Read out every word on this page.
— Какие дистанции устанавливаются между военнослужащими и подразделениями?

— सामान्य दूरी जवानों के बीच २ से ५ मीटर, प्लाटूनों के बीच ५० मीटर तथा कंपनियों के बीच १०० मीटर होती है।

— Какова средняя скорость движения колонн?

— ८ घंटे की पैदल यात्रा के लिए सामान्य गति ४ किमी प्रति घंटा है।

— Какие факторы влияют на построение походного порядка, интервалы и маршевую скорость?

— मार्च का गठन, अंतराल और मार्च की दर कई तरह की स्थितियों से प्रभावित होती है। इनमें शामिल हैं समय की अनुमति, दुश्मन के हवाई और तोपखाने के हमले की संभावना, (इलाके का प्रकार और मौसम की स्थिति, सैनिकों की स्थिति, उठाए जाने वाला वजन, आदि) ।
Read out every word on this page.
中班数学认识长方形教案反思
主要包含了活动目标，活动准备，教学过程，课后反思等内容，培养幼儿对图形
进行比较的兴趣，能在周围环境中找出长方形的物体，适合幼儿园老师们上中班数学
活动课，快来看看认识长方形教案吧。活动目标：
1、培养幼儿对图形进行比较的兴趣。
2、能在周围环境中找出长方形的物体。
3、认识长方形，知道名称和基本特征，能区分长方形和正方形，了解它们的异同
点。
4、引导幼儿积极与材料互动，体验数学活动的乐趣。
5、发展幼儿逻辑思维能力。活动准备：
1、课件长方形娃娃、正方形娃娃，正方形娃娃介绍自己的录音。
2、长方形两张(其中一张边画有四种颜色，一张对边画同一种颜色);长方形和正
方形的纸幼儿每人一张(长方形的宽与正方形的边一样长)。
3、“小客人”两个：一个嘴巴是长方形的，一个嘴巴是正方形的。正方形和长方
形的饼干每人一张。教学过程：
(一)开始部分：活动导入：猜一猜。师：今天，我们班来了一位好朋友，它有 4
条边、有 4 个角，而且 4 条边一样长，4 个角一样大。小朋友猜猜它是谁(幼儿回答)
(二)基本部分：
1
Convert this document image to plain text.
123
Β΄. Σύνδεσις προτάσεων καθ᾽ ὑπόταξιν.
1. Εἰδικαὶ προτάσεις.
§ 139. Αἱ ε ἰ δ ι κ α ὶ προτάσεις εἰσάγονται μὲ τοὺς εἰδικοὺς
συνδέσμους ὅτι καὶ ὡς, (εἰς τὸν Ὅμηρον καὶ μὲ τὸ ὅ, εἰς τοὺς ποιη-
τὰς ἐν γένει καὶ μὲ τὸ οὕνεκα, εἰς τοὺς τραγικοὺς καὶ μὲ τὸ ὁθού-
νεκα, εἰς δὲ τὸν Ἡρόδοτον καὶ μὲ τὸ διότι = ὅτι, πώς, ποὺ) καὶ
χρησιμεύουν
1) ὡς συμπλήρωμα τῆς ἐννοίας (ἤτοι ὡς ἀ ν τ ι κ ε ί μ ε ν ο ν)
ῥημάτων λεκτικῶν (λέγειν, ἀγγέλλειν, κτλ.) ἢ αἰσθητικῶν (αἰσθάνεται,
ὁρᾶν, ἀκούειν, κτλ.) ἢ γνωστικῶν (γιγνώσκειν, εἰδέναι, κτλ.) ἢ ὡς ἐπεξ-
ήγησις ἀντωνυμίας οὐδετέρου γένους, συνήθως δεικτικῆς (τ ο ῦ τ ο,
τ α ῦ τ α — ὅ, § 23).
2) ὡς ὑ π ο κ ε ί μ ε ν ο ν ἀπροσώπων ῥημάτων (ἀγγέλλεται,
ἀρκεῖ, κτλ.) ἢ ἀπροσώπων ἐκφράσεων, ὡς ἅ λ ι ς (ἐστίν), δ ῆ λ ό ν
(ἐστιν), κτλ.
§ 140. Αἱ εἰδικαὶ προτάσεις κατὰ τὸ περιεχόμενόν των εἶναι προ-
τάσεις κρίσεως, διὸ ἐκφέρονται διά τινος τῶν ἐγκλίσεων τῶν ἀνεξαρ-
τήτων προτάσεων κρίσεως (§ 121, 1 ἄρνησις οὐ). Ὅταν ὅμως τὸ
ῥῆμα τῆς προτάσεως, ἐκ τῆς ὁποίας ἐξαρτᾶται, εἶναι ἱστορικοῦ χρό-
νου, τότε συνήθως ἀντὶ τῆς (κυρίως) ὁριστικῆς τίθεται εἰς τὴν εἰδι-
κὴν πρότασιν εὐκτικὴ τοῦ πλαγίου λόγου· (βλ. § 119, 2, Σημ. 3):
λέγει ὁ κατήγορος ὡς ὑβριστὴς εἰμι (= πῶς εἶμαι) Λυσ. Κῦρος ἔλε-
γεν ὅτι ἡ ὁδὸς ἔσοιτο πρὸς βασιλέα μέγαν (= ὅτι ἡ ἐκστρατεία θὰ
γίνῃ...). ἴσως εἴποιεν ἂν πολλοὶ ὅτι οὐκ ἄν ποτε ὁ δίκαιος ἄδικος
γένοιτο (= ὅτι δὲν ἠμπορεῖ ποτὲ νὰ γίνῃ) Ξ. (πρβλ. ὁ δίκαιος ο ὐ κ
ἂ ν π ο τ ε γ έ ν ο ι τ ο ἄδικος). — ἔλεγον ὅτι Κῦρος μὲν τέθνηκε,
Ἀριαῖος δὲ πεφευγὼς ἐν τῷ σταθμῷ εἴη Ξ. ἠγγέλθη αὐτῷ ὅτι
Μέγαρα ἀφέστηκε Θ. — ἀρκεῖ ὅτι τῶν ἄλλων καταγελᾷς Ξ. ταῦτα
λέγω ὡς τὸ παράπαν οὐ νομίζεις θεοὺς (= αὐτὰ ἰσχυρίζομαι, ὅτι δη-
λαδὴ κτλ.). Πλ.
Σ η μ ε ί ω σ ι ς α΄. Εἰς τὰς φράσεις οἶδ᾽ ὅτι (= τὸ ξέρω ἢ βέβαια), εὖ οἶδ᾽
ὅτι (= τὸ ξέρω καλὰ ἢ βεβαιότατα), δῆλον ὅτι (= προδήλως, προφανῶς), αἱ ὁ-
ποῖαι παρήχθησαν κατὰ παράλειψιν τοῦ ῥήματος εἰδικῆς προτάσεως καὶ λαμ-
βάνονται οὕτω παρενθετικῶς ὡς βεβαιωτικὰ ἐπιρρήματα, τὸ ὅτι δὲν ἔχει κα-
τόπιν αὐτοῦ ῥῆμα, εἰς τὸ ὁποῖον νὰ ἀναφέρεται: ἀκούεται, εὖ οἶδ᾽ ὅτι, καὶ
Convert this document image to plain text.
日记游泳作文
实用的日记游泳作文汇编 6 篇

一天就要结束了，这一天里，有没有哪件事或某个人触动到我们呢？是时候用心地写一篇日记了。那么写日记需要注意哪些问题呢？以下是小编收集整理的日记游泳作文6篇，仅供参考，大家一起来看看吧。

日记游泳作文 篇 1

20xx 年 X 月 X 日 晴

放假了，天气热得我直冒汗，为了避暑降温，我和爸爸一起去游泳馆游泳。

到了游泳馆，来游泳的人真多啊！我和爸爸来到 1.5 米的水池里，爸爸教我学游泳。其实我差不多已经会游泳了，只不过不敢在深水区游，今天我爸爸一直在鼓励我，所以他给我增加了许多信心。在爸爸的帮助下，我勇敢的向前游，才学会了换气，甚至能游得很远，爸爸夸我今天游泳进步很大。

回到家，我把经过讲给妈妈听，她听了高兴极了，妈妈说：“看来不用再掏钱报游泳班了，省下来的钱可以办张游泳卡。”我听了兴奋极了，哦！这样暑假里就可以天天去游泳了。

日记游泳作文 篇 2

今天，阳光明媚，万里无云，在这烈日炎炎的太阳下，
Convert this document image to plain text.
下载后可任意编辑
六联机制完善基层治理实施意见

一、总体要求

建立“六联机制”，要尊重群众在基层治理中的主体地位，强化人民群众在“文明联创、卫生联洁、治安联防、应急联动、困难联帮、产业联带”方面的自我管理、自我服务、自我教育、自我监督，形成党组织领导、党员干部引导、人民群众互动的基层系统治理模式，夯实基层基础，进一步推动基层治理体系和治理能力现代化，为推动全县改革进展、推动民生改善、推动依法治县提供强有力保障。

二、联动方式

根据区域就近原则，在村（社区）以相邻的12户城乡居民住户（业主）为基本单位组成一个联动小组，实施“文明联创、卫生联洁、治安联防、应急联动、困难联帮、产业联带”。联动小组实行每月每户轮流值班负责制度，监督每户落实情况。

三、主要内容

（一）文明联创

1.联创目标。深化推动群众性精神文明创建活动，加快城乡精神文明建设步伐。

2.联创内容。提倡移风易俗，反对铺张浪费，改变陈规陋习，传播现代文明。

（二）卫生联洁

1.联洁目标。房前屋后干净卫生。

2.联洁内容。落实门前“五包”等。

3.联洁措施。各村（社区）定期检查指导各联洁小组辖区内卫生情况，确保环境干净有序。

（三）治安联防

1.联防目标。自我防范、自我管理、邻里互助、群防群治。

--------------------------------------------------

■ Given problem: Isolate the lines above that contain the word "γίνῃ" and copy them.

■ Completed task:
γίνῃ...). ἴσως εἴποιεν ἂν πολλοὶ ὅτι οὐκ ἄν ποτε ὁ δίκαιος ἄδικος
γένοιτο (= ὅτι δὲν ἠμπορεῖ ποτὲ νὰ γίνῃ) Ξ. (πρβλ. ὁ δίκαιος ο ὐ κ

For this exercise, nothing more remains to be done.